**Data for the task:**
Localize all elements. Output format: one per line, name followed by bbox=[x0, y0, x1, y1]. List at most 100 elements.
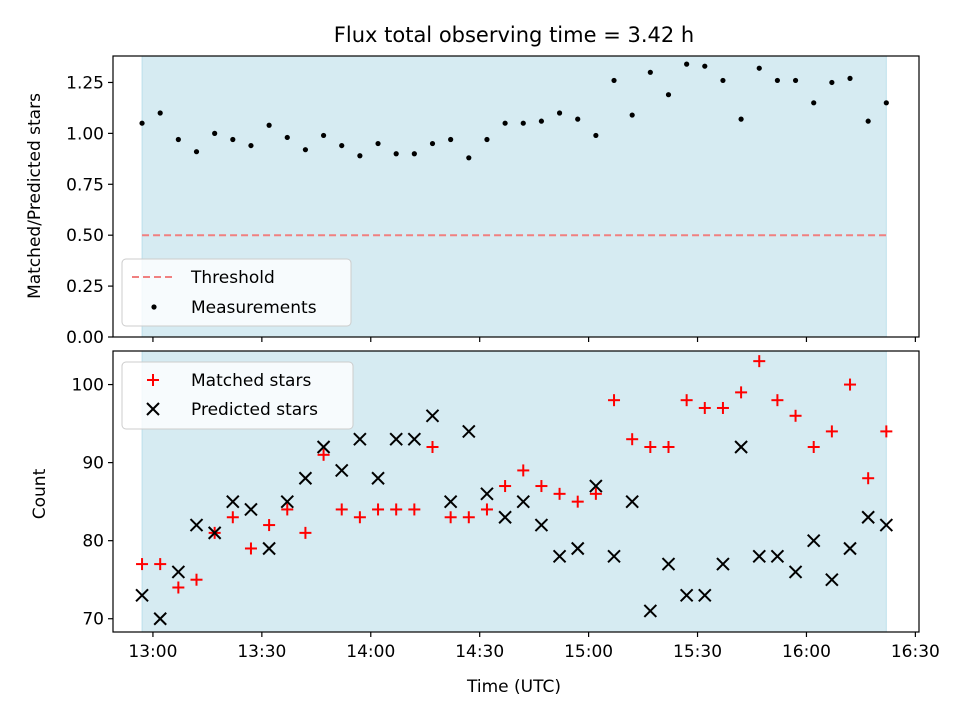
ratio-legend: Threshold Measurements bbox=[121, 258, 352, 327]
matched-star-point bbox=[299, 526, 312, 539]
matched-star-point bbox=[535, 480, 548, 493]
matched-star-point bbox=[353, 511, 366, 524]
bottom-y-axis-label: Count bbox=[30, 468, 50, 519]
predicted-star-point bbox=[788, 565, 803, 579]
predicted-star-point bbox=[443, 494, 458, 509]
predicted-star-point bbox=[679, 588, 694, 603]
predicted-star-point bbox=[843, 541, 857, 556]
measurement-point bbox=[266, 122, 272, 128]
matched-star-point bbox=[825, 425, 838, 438]
y-tick-label: 0.50 bbox=[66, 226, 104, 246]
measurement-point bbox=[466, 155, 472, 161]
matched-star-point bbox=[226, 511, 239, 524]
predicted-star-point bbox=[316, 440, 331, 454]
measurement-point bbox=[865, 118, 871, 124]
predicted-star-point bbox=[407, 432, 422, 446]
predicted-star-point bbox=[480, 487, 494, 501]
x-tick-label: 16:00 bbox=[782, 642, 831, 662]
x-tick-label: 13:00 bbox=[128, 642, 177, 662]
measurement-point bbox=[284, 134, 290, 141]
x-tick-label: 15:00 bbox=[564, 642, 613, 662]
predicted-star-point bbox=[825, 572, 839, 587]
y-tick-label: 1.00 bbox=[66, 124, 104, 144]
predicted-star-point bbox=[207, 526, 222, 540]
threshold-legend-label: Threshold bbox=[190, 268, 275, 288]
measurement-point bbox=[230, 136, 236, 143]
count-legend-box bbox=[121, 361, 354, 430]
y-tick-label: 1.25 bbox=[66, 73, 104, 93]
measurement-point bbox=[720, 77, 726, 84]
measurement-point bbox=[629, 112, 635, 118]
matched-star-point bbox=[335, 503, 348, 516]
measurement-point bbox=[212, 130, 218, 136]
predicted-star-point bbox=[643, 604, 658, 618]
predicted-star-point bbox=[770, 549, 785, 563]
matched-legend-swatch bbox=[147, 374, 159, 386]
chart-title: Flux total observing time = 3.42 h bbox=[334, 23, 694, 47]
predicted-star-point bbox=[752, 549, 766, 563]
x-tick-label: 15:30 bbox=[673, 642, 722, 662]
measurement-point bbox=[248, 142, 254, 149]
predicted-star-point bbox=[589, 479, 603, 493]
measurement-point bbox=[175, 136, 181, 143]
matched-star-point bbox=[807, 441, 820, 454]
y-tick-label: 0.00 bbox=[66, 328, 104, 348]
predicted-star-point bbox=[171, 565, 186, 579]
matched-star-point bbox=[789, 409, 802, 422]
measurement-point bbox=[320, 132, 327, 139]
matched-star-point bbox=[844, 378, 857, 391]
predicted-star-point bbox=[516, 494, 530, 509]
matched-star-point bbox=[753, 355, 766, 368]
measurement-point bbox=[139, 120, 145, 126]
measurement-point bbox=[375, 140, 381, 147]
matched-star-point bbox=[154, 558, 167, 571]
predicted-star-point bbox=[552, 549, 567, 563]
predicted-star-point bbox=[698, 588, 712, 603]
matched-star-point bbox=[644, 441, 657, 454]
y-tick-label: 100 bbox=[72, 376, 104, 396]
predicted-star-point bbox=[861, 510, 875, 524]
ratio-legend-box bbox=[121, 258, 352, 327]
matched-star-point bbox=[372, 503, 385, 516]
matched-star-point bbox=[662, 441, 675, 454]
matched-star-point bbox=[735, 386, 748, 399]
predicted-star-point bbox=[189, 518, 204, 532]
predicted-star-point bbox=[335, 463, 349, 478]
predicted-star-point bbox=[389, 432, 403, 446]
measurement-point bbox=[847, 75, 853, 81]
axes-frame bbox=[112, 55, 920, 338]
measurement-point bbox=[193, 149, 200, 155]
matched-star-point bbox=[462, 511, 475, 524]
matched-star-point bbox=[499, 480, 512, 493]
predicted-star-point bbox=[661, 557, 676, 571]
predicted-star-point bbox=[571, 541, 585, 556]
predicted-legend-label: Predicted stars bbox=[191, 400, 318, 420]
measurement-point bbox=[593, 132, 599, 139]
predicted-star-point bbox=[716, 557, 730, 571]
predicted-star-point bbox=[280, 494, 294, 509]
measurement-point bbox=[738, 116, 744, 122]
matched-star-point bbox=[680, 394, 693, 407]
matched-star-point bbox=[408, 503, 421, 516]
y-tick-label: 90 bbox=[82, 454, 104, 474]
predicted-star-point bbox=[262, 541, 276, 556]
predicted-star-point bbox=[298, 471, 313, 485]
matched-star-point bbox=[244, 542, 257, 555]
predicted-star-point bbox=[879, 518, 894, 532]
predicted-star-point bbox=[153, 612, 167, 626]
y-tick-label: 80 bbox=[82, 532, 104, 552]
predicted-star-point bbox=[734, 440, 748, 454]
y-tick-label: 0.75 bbox=[66, 175, 104, 195]
matched-star-point bbox=[589, 487, 602, 500]
measurement-point bbox=[684, 61, 690, 67]
x-tick-label: 13:30 bbox=[237, 642, 286, 662]
axes-frame bbox=[112, 350, 920, 633]
matched-star-point bbox=[716, 401, 729, 414]
measurements-legend-label: Measurements bbox=[191, 298, 317, 318]
predicted-legend-swatch bbox=[146, 402, 160, 416]
measurement-point bbox=[538, 118, 545, 124]
measurement-point bbox=[647, 69, 653, 75]
matched-star-point bbox=[480, 503, 493, 516]
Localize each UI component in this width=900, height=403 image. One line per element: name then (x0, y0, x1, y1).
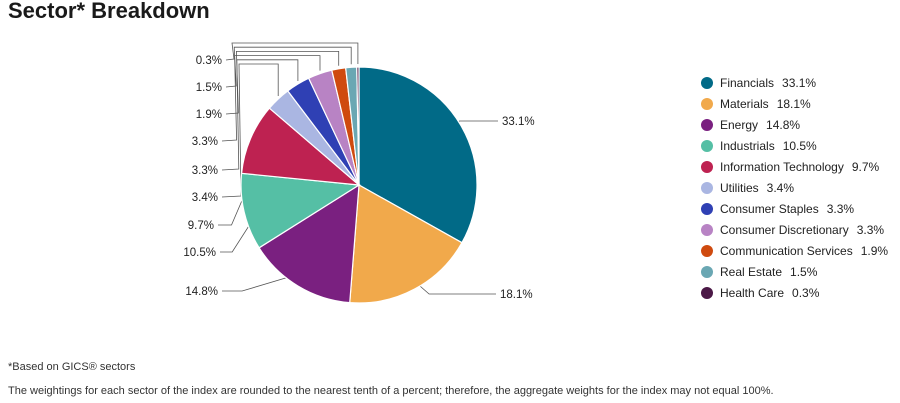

**Task:** In the records above, could you recast the lines starting at the one containing "ratio-legend: Threshold Measurements" and ending at the one containing "predicted-star-point bbox=[679, 588, 694, 603]" as a numbered list, leaving out any blank lines?

**The reply:**
1. ratio-legend: Threshold Measurements bbox=[121, 258, 352, 327]
2. matched-star-point bbox=[299, 526, 312, 539]
3. matched-star-point bbox=[535, 480, 548, 493]
4. matched-star-point bbox=[353, 511, 366, 524]
5. bottom-y-axis-label: Count bbox=[30, 468, 50, 519]
6. predicted-star-point bbox=[788, 565, 803, 579]
7. predicted-star-point bbox=[443, 494, 458, 509]
8. predicted-star-point bbox=[679, 588, 694, 603]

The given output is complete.